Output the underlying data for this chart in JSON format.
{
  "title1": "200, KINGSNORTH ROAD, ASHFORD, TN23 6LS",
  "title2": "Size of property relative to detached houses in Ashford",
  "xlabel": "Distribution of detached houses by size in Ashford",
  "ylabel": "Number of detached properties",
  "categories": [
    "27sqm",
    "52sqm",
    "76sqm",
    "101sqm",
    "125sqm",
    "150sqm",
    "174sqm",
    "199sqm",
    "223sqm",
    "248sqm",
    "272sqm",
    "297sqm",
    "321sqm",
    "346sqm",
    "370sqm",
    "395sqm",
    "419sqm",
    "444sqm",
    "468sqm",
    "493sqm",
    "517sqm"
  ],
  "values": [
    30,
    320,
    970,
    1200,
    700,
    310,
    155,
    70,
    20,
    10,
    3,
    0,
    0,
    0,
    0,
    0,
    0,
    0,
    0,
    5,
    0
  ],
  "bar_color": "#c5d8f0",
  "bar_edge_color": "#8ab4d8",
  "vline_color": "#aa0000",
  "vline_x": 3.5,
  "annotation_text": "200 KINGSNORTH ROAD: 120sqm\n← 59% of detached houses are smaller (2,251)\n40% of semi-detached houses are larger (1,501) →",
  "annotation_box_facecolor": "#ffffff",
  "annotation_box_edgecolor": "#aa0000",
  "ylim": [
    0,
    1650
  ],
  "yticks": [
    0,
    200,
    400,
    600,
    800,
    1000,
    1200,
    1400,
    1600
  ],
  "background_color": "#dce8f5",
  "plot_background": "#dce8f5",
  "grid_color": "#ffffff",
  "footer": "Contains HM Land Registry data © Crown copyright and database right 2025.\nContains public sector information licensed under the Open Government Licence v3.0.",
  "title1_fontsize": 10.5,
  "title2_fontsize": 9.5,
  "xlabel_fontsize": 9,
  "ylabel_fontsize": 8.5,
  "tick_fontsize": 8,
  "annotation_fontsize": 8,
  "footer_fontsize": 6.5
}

************

■ **TASK INSTRUCTIONS**: Search the data for "ffffff". Copy every matching line.

■ **RESULT OF THIS EXERCISE**:
  "annotation_box_facecolor": "#ffffff",
  "grid_color": "#ffffff",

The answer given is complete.